| GIVEN INSTRUCTION |
Look through the data and write out every line with the word "Недавно" in it.

| DATA SHOWN |
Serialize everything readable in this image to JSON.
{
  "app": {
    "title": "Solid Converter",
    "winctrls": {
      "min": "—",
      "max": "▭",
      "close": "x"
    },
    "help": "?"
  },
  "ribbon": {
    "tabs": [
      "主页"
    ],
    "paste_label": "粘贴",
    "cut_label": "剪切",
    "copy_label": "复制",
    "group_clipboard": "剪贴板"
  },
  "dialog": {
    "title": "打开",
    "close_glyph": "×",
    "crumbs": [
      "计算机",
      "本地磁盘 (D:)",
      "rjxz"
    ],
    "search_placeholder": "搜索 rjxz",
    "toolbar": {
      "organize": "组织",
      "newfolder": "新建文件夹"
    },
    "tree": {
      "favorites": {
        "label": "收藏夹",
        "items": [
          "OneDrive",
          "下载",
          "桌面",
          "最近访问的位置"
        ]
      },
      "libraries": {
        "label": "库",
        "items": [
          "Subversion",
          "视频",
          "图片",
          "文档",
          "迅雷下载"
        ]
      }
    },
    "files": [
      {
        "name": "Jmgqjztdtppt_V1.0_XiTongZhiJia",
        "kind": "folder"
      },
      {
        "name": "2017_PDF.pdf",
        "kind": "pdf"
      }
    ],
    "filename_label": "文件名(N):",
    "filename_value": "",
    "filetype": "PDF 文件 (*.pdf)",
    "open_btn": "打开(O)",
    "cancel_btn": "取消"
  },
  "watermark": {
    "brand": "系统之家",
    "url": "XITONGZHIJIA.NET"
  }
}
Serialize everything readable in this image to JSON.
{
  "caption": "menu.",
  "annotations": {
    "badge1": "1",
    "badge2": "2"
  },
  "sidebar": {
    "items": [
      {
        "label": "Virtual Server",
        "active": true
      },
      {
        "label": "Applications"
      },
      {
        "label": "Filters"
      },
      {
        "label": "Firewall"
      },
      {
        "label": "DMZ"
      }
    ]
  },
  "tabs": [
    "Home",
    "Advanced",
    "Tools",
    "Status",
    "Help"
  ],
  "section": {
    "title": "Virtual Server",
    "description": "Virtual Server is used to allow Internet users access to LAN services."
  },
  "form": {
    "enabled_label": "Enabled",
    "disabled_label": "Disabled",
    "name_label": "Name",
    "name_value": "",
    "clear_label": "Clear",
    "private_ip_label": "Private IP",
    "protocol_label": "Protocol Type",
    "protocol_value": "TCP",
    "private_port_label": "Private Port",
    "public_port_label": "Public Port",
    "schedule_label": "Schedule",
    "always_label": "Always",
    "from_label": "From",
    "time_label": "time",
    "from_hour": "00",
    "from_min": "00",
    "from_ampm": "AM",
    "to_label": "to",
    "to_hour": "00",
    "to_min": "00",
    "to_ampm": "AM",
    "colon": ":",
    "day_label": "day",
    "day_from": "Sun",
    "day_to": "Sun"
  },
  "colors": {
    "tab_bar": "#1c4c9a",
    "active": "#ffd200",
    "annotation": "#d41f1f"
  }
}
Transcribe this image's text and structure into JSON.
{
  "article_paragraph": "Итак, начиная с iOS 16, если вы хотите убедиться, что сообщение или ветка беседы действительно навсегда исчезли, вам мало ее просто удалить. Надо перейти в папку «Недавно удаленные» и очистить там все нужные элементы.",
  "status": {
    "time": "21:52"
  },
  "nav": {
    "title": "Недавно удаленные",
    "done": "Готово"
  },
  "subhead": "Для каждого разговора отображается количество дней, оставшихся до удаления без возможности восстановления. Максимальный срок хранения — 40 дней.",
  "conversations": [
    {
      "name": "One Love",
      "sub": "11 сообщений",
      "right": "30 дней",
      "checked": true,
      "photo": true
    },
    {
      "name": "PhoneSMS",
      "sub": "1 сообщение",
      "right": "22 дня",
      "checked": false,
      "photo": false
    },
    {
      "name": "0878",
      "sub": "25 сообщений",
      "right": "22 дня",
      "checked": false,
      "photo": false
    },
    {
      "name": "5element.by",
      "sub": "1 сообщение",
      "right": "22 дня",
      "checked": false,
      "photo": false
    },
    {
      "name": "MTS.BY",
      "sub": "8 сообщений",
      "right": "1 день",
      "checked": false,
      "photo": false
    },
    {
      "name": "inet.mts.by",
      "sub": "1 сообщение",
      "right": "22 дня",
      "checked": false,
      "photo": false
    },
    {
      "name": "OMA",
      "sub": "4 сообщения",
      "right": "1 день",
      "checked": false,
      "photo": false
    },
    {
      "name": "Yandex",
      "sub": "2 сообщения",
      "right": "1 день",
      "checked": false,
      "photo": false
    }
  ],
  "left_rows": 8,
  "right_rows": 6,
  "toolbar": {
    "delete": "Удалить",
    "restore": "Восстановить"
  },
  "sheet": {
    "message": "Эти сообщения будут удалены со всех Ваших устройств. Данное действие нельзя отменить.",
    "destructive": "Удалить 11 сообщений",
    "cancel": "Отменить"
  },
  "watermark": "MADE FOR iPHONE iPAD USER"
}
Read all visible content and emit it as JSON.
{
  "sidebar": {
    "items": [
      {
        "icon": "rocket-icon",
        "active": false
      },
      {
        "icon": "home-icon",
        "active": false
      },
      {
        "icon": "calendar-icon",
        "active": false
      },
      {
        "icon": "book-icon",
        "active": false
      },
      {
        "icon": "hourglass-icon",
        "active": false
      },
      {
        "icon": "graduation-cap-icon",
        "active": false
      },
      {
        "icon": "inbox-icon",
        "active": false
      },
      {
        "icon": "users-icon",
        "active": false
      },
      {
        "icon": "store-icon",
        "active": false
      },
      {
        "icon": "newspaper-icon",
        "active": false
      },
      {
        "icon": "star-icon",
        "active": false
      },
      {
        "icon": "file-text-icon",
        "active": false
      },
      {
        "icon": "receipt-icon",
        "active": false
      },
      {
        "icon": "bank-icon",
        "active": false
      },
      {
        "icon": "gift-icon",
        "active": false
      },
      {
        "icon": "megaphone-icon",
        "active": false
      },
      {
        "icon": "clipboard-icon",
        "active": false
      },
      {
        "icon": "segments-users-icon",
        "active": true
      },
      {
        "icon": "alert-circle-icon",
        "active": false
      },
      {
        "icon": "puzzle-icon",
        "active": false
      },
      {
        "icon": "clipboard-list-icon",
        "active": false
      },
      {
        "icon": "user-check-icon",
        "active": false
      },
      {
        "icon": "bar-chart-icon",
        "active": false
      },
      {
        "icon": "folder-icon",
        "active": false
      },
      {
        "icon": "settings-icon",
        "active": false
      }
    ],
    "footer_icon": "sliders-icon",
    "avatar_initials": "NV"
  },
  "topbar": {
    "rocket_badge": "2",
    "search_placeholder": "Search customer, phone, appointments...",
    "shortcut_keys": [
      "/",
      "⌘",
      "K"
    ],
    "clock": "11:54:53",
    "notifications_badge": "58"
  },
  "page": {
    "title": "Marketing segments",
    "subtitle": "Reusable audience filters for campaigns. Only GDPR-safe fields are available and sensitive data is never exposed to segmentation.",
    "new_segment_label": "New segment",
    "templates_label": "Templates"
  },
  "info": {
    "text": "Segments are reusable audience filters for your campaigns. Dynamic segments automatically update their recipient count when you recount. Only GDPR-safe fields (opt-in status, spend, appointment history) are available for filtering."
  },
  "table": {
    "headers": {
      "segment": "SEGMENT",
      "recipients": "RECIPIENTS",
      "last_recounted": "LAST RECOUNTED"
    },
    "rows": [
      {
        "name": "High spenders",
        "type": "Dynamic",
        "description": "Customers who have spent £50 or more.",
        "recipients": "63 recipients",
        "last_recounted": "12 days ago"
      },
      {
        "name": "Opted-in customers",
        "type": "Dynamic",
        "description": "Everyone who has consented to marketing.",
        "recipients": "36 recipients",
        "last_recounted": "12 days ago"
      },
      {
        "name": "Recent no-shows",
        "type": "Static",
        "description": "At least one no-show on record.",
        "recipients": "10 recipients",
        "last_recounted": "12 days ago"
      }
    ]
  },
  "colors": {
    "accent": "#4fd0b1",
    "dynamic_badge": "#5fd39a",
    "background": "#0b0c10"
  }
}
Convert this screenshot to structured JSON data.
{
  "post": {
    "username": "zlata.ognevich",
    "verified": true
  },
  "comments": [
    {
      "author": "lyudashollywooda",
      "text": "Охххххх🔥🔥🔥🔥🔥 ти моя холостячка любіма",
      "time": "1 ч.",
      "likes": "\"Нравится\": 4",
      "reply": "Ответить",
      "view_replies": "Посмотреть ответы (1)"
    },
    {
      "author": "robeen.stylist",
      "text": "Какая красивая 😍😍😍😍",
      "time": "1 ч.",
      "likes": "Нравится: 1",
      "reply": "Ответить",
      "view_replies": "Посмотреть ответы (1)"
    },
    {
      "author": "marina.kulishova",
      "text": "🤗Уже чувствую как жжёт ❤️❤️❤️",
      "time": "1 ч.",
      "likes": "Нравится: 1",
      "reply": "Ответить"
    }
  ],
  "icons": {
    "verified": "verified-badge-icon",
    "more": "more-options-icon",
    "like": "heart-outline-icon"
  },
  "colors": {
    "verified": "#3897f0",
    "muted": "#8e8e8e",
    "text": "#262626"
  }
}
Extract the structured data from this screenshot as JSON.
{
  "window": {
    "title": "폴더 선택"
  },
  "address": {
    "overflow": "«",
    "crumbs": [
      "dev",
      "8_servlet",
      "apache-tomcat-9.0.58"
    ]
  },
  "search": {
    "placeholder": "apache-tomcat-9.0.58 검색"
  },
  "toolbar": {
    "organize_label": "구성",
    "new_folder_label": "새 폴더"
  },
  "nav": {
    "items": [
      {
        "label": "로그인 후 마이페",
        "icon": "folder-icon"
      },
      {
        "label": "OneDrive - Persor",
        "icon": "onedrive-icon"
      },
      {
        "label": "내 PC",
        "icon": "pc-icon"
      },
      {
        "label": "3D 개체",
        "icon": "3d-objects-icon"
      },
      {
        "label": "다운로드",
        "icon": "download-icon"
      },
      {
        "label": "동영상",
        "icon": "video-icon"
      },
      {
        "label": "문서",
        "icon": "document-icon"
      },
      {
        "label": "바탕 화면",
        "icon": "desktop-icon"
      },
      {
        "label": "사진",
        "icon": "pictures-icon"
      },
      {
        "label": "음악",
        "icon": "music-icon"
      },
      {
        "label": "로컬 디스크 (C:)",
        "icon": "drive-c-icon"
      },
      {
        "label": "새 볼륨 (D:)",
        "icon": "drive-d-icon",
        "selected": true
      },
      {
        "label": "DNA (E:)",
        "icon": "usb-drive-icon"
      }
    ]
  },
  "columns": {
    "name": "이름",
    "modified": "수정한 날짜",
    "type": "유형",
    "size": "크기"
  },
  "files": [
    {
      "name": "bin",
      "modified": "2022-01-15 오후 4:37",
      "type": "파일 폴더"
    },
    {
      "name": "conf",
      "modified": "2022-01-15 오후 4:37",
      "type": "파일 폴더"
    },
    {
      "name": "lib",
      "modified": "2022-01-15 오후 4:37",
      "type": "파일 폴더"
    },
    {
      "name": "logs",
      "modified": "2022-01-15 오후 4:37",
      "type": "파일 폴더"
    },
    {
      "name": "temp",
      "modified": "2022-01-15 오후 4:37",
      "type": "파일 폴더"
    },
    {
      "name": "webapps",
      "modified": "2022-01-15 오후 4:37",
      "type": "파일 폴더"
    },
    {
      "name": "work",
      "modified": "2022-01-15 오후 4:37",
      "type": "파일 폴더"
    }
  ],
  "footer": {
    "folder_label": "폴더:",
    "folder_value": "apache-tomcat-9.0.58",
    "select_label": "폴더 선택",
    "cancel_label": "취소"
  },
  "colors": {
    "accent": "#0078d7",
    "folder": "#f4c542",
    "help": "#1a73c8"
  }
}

| OUTPUT BELOW |
  "article_paragraph": "Итак, начиная с iOS 16, если вы хотите убедиться, что сообщение или ветка беседы действительно навсегда исчезли, вам мало ее просто удалить. Надо перейти в папку «Недавно удаленные» и очистить там все нужные элементы.",
    "title": "Недавно удаленные",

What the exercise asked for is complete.